[Start of Source records]

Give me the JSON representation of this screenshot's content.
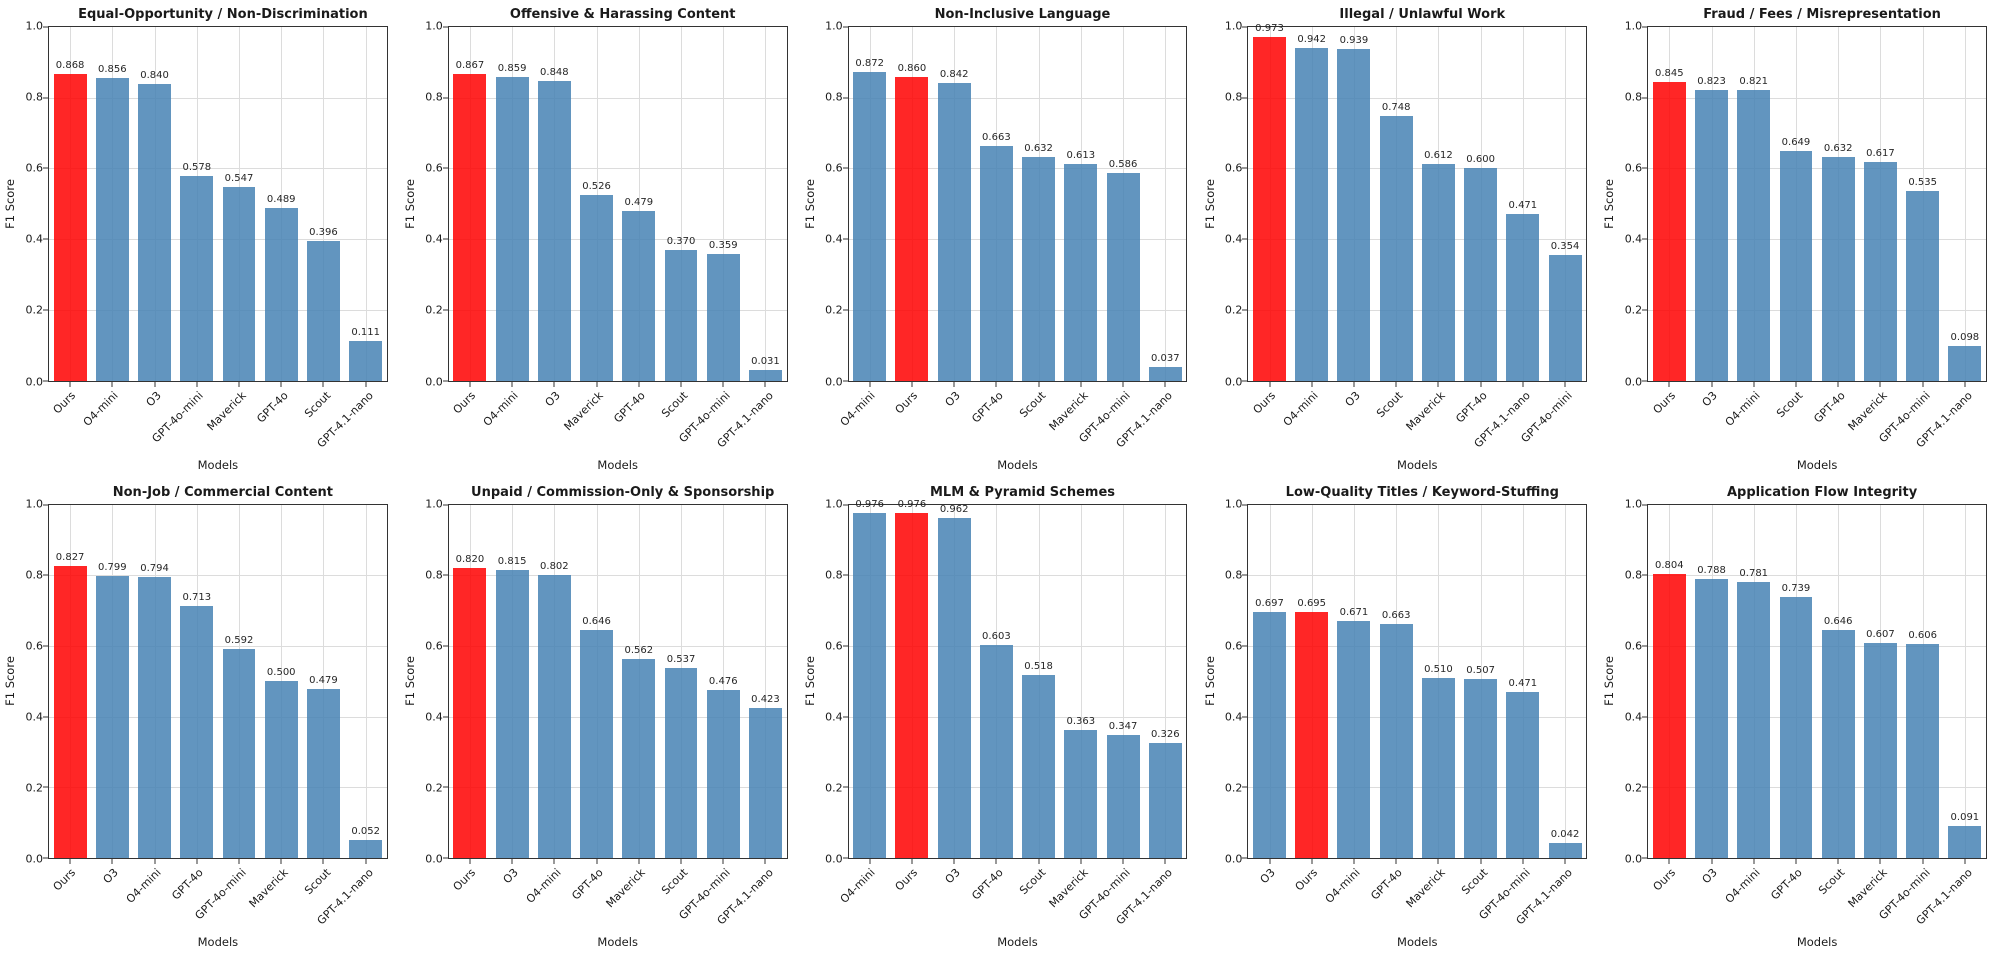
{
  "highlight_model": "Ours",
  "colors": {
    "bar_blue": "rgba(70,130,180,0.85)",
    "bar_highlight_red": "rgba(255,0,0,0.85)",
    "grid": "#dcdcdc",
    "axis": "#333333"
  },
  "chart_data": [
    {
      "type": "bar",
      "title": "Equal-Opportunity / Non-Discrimination",
      "xlabel": "Models",
      "ylabel": "F1 Score",
      "ylim": [
        0.0,
        1.0
      ],
      "yticks": [
        "0.0",
        "0.2",
        "0.4",
        "0.6",
        "0.8",
        "1.0"
      ],
      "grid": true,
      "categories": [
        "Ours",
        "O4-mini",
        "O3",
        "GPT-4o-mini",
        "Maverick",
        "GPT-4o",
        "Scout",
        "GPT-4.1-nano"
      ],
      "values": [
        0.868,
        0.856,
        0.84,
        0.578,
        0.547,
        0.489,
        0.396,
        0.111
      ]
    },
    {
      "type": "bar",
      "title": "Offensive & Harassing Content",
      "xlabel": "Models",
      "ylabel": "F1 Score",
      "ylim": [
        0.0,
        1.0
      ],
      "yticks": [
        "0.0",
        "0.2",
        "0.4",
        "0.6",
        "0.8",
        "1.0"
      ],
      "grid": true,
      "categories": [
        "Ours",
        "O4-mini",
        "O3",
        "Maverick",
        "GPT-4o",
        "Scout",
        "GPT-4o-mini",
        "GPT-4.1-nano"
      ],
      "values": [
        0.867,
        0.859,
        0.848,
        0.526,
        0.479,
        0.37,
        0.359,
        0.031
      ]
    },
    {
      "type": "bar",
      "title": "Non-Inclusive Language",
      "xlabel": "Models",
      "ylabel": "F1 Score",
      "ylim": [
        0.0,
        1.0
      ],
      "yticks": [
        "0.0",
        "0.2",
        "0.4",
        "0.6",
        "0.8",
        "1.0"
      ],
      "grid": true,
      "categories": [
        "O4-mini",
        "Ours",
        "O3",
        "GPT-4o",
        "Scout",
        "Maverick",
        "GPT-4o-mini",
        "GPT-4.1-nano"
      ],
      "values": [
        0.872,
        0.86,
        0.842,
        0.663,
        0.632,
        0.613,
        0.586,
        0.037
      ]
    },
    {
      "type": "bar",
      "title": "Illegal / Unlawful Work",
      "xlabel": "Models",
      "ylabel": "F1 Score",
      "ylim": [
        0.0,
        1.0
      ],
      "yticks": [
        "0.0",
        "0.2",
        "0.4",
        "0.6",
        "0.8",
        "1.0"
      ],
      "grid": true,
      "categories": [
        "Ours",
        "O4-mini",
        "O3",
        "Scout",
        "Maverick",
        "GPT-4o",
        "GPT-4.1-nano",
        "GPT-4o-mini"
      ],
      "values": [
        0.973,
        0.942,
        0.939,
        0.748,
        0.612,
        0.6,
        0.471,
        0.354
      ]
    },
    {
      "type": "bar",
      "title": "Fraud / Fees / Misrepresentation",
      "xlabel": "Models",
      "ylabel": "F1 Score",
      "ylim": [
        0.0,
        1.0
      ],
      "yticks": [
        "0.0",
        "0.2",
        "0.4",
        "0.6",
        "0.8",
        "1.0"
      ],
      "grid": true,
      "categories": [
        "Ours",
        "O3",
        "O4-mini",
        "Scout",
        "GPT-4o",
        "Maverick",
        "GPT-4o-mini",
        "GPT-4.1-nano"
      ],
      "values": [
        0.845,
        0.823,
        0.821,
        0.649,
        0.632,
        0.617,
        0.535,
        0.098
      ]
    },
    {
      "type": "bar",
      "title": "Non-Job / Commercial Content",
      "xlabel": "Models",
      "ylabel": "F1 Score",
      "ylim": [
        0.0,
        1.0
      ],
      "yticks": [
        "0.0",
        "0.2",
        "0.4",
        "0.6",
        "0.8",
        "1.0"
      ],
      "grid": true,
      "categories": [
        "Ours",
        "O3",
        "O4-mini",
        "GPT-4o",
        "GPT-4o-mini",
        "Maverick",
        "Scout",
        "GPT-4.1-nano"
      ],
      "values": [
        0.827,
        0.799,
        0.794,
        0.713,
        0.592,
        0.5,
        0.479,
        0.052
      ]
    },
    {
      "type": "bar",
      "title": "Unpaid / Commission-Only & Sponsorship",
      "xlabel": "Models",
      "ylabel": "F1 Score",
      "ylim": [
        0.0,
        1.0
      ],
      "yticks": [
        "0.0",
        "0.2",
        "0.4",
        "0.6",
        "0.8",
        "1.0"
      ],
      "grid": true,
      "categories": [
        "Ours",
        "O3",
        "O4-mini",
        "GPT-4o",
        "Maverick",
        "Scout",
        "GPT-4o-mini",
        "GPT-4.1-nano"
      ],
      "values": [
        0.82,
        0.815,
        0.802,
        0.646,
        0.562,
        0.537,
        0.476,
        0.423
      ]
    },
    {
      "type": "bar",
      "title": "MLM & Pyramid Schemes",
      "xlabel": "Models",
      "ylabel": "F1 Score",
      "ylim": [
        0.0,
        1.0
      ],
      "yticks": [
        "0.0",
        "0.2",
        "0.4",
        "0.6",
        "0.8",
        "1.0"
      ],
      "grid": true,
      "categories": [
        "O4-mini",
        "Ours",
        "O3",
        "GPT-4o",
        "Scout",
        "Maverick",
        "GPT-4o-mini",
        "GPT-4.1-nano"
      ],
      "values": [
        0.976,
        0.976,
        0.962,
        0.603,
        0.518,
        0.363,
        0.347,
        0.326
      ]
    },
    {
      "type": "bar",
      "title": "Low-Quality Titles / Keyword-Stuffing",
      "xlabel": "Models",
      "ylabel": "F1 Score",
      "ylim": [
        0.0,
        1.0
      ],
      "yticks": [
        "0.0",
        "0.2",
        "0.4",
        "0.6",
        "0.8",
        "1.0"
      ],
      "grid": true,
      "categories": [
        "O3",
        "Ours",
        "O4-mini",
        "GPT-4o",
        "Maverick",
        "Scout",
        "GPT-4o-mini",
        "GPT-4.1-nano"
      ],
      "values": [
        0.697,
        0.695,
        0.671,
        0.663,
        0.51,
        0.507,
        0.471,
        0.042
      ]
    },
    {
      "type": "bar",
      "title": "Application Flow Integrity",
      "xlabel": "Models",
      "ylabel": "F1 Score",
      "ylim": [
        0.0,
        1.0
      ],
      "yticks": [
        "0.0",
        "0.2",
        "0.4",
        "0.6",
        "0.8",
        "1.0"
      ],
      "grid": true,
      "categories": [
        "Ours",
        "O3",
        "O4-mini",
        "GPT-4o",
        "Scout",
        "Maverick",
        "GPT-4o-mini",
        "GPT-4.1-nano"
      ],
      "values": [
        0.804,
        0.788,
        0.781,
        0.739,
        0.646,
        0.607,
        0.606,
        0.091
      ]
    }
  ]
}
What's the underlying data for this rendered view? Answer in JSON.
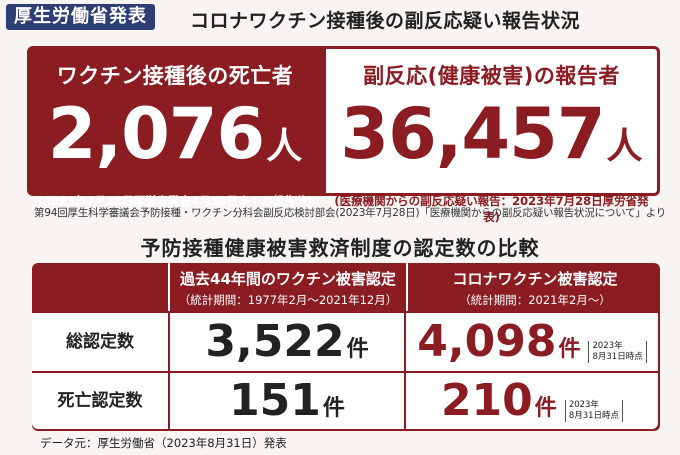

[End of Source records]

▶ _Given task_:
Counting only lines of the data above that hold "this", report the total and nothing else.

▶ _The reply_:
2